REQUEST: In full and without alteration, repeat the material.

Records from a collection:

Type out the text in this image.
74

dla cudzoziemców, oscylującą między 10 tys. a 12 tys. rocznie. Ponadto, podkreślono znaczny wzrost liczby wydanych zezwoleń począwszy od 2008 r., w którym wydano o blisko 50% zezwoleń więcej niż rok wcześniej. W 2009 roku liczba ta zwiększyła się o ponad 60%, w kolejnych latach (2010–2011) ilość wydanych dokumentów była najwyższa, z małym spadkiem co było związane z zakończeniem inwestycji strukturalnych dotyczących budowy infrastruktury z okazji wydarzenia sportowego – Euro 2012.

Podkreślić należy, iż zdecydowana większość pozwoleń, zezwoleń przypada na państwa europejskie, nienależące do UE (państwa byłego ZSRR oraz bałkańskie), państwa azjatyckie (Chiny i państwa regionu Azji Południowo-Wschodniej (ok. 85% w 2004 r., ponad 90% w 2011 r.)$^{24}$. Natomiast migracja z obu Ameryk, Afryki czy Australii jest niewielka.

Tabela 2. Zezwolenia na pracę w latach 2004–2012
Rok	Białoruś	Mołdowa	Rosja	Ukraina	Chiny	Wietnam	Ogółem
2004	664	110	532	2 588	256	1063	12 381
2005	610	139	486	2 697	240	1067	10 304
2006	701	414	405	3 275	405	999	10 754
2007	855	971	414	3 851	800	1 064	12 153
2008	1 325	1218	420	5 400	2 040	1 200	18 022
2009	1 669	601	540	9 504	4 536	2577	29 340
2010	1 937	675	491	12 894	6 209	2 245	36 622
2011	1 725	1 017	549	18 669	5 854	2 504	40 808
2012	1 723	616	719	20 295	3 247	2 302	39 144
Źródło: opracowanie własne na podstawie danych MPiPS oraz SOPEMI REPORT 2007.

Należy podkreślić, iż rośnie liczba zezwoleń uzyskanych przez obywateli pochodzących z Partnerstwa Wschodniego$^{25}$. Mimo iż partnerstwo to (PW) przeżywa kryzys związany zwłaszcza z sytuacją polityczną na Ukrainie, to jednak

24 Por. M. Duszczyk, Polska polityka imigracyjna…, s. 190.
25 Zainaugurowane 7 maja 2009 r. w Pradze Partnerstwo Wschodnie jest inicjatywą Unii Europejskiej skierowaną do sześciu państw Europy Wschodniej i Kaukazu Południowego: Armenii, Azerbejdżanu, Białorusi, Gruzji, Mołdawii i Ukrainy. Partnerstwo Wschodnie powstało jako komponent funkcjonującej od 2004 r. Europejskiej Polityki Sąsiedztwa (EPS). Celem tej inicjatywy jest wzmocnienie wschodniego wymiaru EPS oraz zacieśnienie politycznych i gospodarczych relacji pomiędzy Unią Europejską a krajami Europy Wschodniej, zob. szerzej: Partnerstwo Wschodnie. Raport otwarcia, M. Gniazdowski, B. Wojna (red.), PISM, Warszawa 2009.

ANSWER TO THE PROBLEM:
Type out the text in this image.
74

dla cudzoziemców, oscylującą między 10 tys. a 12 tys. rocznie. Ponadto, podkreślono znaczny wzrost liczby wydanych zezwoleń począwszy od 2008 r., w którym wydano o blisko 50% zezwoleń więcej niż rok wcześniej. W 2009 roku liczba ta zwiększyła się o ponad 60%, w kolejnych latach (2010–2011) ilość wydanych dokumentów była najwyższa, z małym spadkiem co było związane z zakończeniem inwestycji strukturalnych dotyczących budowy infrastruktury z okazji wydarzenia sportowego – Euro 2012.

Podkreślić należy, iż zdecydowana większość pozwoleń, zezwoleń przypada na państwa europejskie, nienależące do UE (państwa byłego ZSRR oraz bałkańskie), państwa azjatyckie (Chiny i państwa regionu Azji Południowo-Wschodniej (ok. 85% w 2004 r., ponad 90% w 2011 r.)$^{24}$. Natomiast migracja z obu Ameryk, Afryki czy Australii jest niewielka.

Tabela 2. Zezwolenia na pracę w latach 2004–2012
Rok	Białoruś	Mołdowa	Rosja	Ukraina	Chiny	Wietnam	Ogółem
2004	664	110	532	2 588	256	1063	12 381
2005	610	139	486	2 697	240	1067	10 304
2006	701	414	405	3 275	405	999	10 754
2007	855	971	414	3 851	800	1 064	12 153
2008	1 325	1218	420	5 400	2 040	1 200	18 022
2009	1 669	601	540	9 504	4 536	2577	29 340
2010	1 937	675	491	12 894	6 209	2 245	36 622
2011	1 725	1 017	549	18 669	5 854	2 504	40 808
2012	1 723	616	719	20 295	3 247	2 302	39 144
Źródło: opracowanie własne na podstawie danych MPiPS oraz SOPEMI REPORT 2007.

Należy podkreślić, iż rośnie liczba zezwoleń uzyskanych przez obywateli pochodzących z Partnerstwa Wschodniego$^{25}$. Mimo iż partnerstwo to (PW) przeżywa kryzys związany zwłaszcza z sytuacją polityczną na Ukrainie, to jednak

24 Por. M. Duszczyk, Polska polityka imigracyjna…, s. 190.
25 Zainaugurowane 7 maja 2009 r. w Pradze Partnerstwo Wschodnie jest inicjatywą Unii Europejskiej skierowaną do sześciu państw Europy Wschodniej i Kaukazu Południowego: Armenii, Azerbejdżanu, Białorusi, Gruzji, Mołdawii i Ukrainy. Partnerstwo Wschodnie powstało jako komponent funkcjonującej od 2004 r. Europejskiej Polityki Sąsiedztwa (EPS). Celem tej inicjatywy jest wzmocnienie wschodniego wymiaru EPS oraz zacieśnienie politycznych i gospodarczych relacji pomiędzy Unią Europejską a krajami Europy Wschodniej, zob. szerzej: Partnerstwo Wschodnie. Raport otwarcia, M. Gniazdowski, B. Wojna (red.), PISM, Warszawa 2009.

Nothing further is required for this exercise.